PROBLEM:
Write the records out again exactly, leaving no images in.

RECORDS FOR THIS EXERCISE:
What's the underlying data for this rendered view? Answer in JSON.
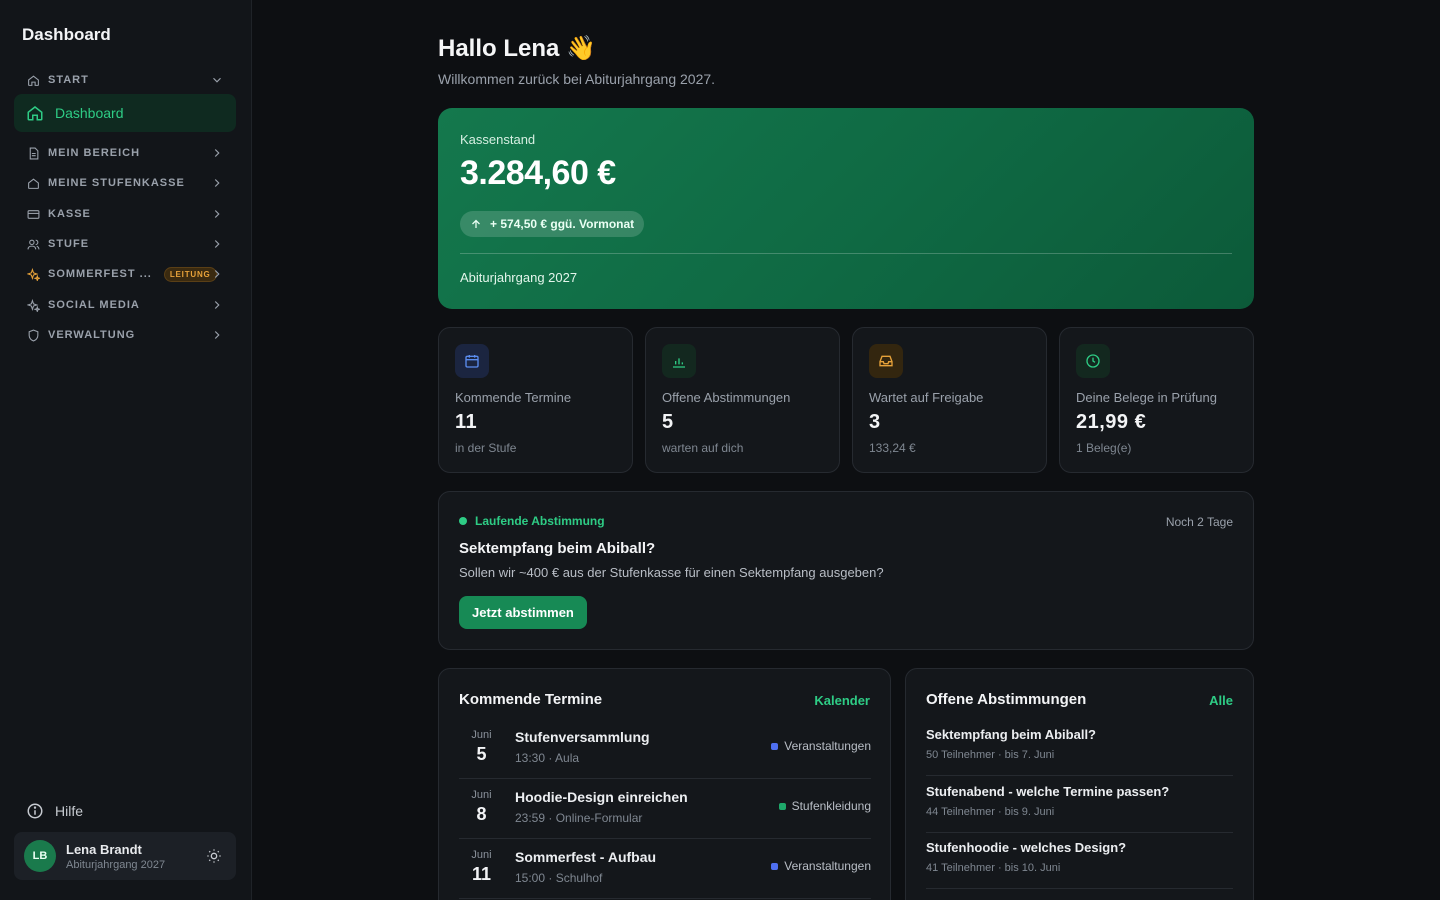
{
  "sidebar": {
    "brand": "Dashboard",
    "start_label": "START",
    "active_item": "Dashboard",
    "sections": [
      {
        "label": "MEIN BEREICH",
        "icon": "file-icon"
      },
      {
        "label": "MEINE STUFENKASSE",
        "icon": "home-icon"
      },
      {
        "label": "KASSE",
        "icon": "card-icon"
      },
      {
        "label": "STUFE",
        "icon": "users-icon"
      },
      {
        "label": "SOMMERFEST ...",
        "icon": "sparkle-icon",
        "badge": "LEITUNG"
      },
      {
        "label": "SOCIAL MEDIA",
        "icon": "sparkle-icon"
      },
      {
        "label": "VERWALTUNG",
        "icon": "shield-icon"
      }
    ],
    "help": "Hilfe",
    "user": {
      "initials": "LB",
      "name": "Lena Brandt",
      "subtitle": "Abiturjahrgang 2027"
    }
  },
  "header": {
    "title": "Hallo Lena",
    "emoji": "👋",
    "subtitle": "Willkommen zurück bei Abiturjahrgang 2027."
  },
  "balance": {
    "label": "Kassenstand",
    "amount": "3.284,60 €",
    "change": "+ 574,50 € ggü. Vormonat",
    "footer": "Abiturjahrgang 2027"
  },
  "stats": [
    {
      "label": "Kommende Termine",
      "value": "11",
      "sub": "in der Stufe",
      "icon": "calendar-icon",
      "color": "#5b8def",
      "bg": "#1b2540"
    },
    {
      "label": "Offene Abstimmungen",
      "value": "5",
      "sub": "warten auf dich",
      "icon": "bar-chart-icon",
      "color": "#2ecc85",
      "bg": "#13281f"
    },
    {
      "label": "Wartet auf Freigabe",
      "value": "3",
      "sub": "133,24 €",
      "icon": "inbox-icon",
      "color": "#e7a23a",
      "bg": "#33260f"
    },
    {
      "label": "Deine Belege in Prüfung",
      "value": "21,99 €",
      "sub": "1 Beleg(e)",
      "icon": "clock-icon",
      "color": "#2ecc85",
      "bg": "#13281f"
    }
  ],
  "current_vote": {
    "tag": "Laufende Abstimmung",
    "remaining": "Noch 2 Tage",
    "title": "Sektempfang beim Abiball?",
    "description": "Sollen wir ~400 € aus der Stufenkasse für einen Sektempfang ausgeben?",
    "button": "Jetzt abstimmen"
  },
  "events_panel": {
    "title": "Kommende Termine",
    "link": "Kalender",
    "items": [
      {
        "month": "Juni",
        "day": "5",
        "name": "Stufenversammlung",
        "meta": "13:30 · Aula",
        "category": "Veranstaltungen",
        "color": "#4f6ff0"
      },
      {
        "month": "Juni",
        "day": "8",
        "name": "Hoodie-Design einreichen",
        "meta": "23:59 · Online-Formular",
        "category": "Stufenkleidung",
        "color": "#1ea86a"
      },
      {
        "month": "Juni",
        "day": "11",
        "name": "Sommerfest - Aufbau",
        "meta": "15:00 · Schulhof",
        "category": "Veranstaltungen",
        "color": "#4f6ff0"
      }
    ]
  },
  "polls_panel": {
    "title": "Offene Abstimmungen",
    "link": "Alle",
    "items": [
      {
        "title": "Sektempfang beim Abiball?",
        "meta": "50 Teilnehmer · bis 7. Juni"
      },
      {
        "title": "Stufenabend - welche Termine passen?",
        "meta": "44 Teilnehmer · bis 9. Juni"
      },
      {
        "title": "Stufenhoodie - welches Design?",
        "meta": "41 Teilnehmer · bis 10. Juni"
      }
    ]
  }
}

FINAL RESULT:
What's the underlying data for this rendered view? Answer in JSON.
{
  "sidebar": {
    "brand": "Dashboard",
    "start_label": "START",
    "active_item": "Dashboard",
    "sections": [
      {
        "label": "MEIN BEREICH",
        "icon": "file-icon"
      },
      {
        "label": "MEINE STUFENKASSE",
        "icon": "home-icon"
      },
      {
        "label": "KASSE",
        "icon": "card-icon"
      },
      {
        "label": "STUFE",
        "icon": "users-icon"
      },
      {
        "label": "SOMMERFEST ...",
        "icon": "sparkle-icon",
        "badge": "LEITUNG"
      },
      {
        "label": "SOCIAL MEDIA",
        "icon": "sparkle-icon"
      },
      {
        "label": "VERWALTUNG",
        "icon": "shield-icon"
      }
    ],
    "help": "Hilfe",
    "user": {
      "initials": "LB",
      "name": "Lena Brandt",
      "subtitle": "Abiturjahrgang 2027"
    }
  },
  "header": {
    "title": "Hallo Lena",
    "emoji": "👋",
    "subtitle": "Willkommen zurück bei Abiturjahrgang 2027."
  },
  "balance": {
    "label": "Kassenstand",
    "amount": "3.284,60 €",
    "change": "+ 574,50 € ggü. Vormonat",
    "footer": "Abiturjahrgang 2027"
  },
  "stats": [
    {
      "label": "Kommende Termine",
      "value": "11",
      "sub": "in der Stufe",
      "icon": "calendar-icon",
      "color": "#5b8def",
      "bg": "#1b2540"
    },
    {
      "label": "Offene Abstimmungen",
      "value": "5",
      "sub": "warten auf dich",
      "icon": "bar-chart-icon",
      "color": "#2ecc85",
      "bg": "#13281f"
    },
    {
      "label": "Wartet auf Freigabe",
      "value": "3",
      "sub": "133,24 €",
      "icon": "inbox-icon",
      "color": "#e7a23a",
      "bg": "#33260f"
    },
    {
      "label": "Deine Belege in Prüfung",
      "value": "21,99 €",
      "sub": "1 Beleg(e)",
      "icon": "clock-icon",
      "color": "#2ecc85",
      "bg": "#13281f"
    }
  ],
  "current_vote": {
    "tag": "Laufende Abstimmung",
    "remaining": "Noch 2 Tage",
    "title": "Sektempfang beim Abiball?",
    "description": "Sollen wir ~400 € aus der Stufenkasse für einen Sektempfang ausgeben?",
    "button": "Jetzt abstimmen"
  },
  "events_panel": {
    "title": "Kommende Termine",
    "link": "Kalender",
    "items": [
      {
        "month": "Juni",
        "day": "5",
        "name": "Stufenversammlung",
        "meta": "13:30 · Aula",
        "category": "Veranstaltungen",
        "color": "#4f6ff0"
      },
      {
        "month": "Juni",
        "day": "8",
        "name": "Hoodie-Design einreichen",
        "meta": "23:59 · Online-Formular",
        "category": "Stufenkleidung",
        "color": "#1ea86a"
      },
      {
        "month": "Juni",
        "day": "11",
        "name": "Sommerfest - Aufbau",
        "meta": "15:00 · Schulhof",
        "category": "Veranstaltungen",
        "color": "#4f6ff0"
      }
    ]
  },
  "polls_panel": {
    "title": "Offene Abstimmungen",
    "link": "Alle",
    "items": [
      {
        "title": "Sektempfang beim Abiball?",
        "meta": "50 Teilnehmer · bis 7. Juni"
      },
      {
        "title": "Stufenabend - welche Termine passen?",
        "meta": "44 Teilnehmer · bis 9. Juni"
      },
      {
        "title": "Stufenhoodie - welches Design?",
        "meta": "41 Teilnehmer · bis 10. Juni"
      }
    ]
  }
}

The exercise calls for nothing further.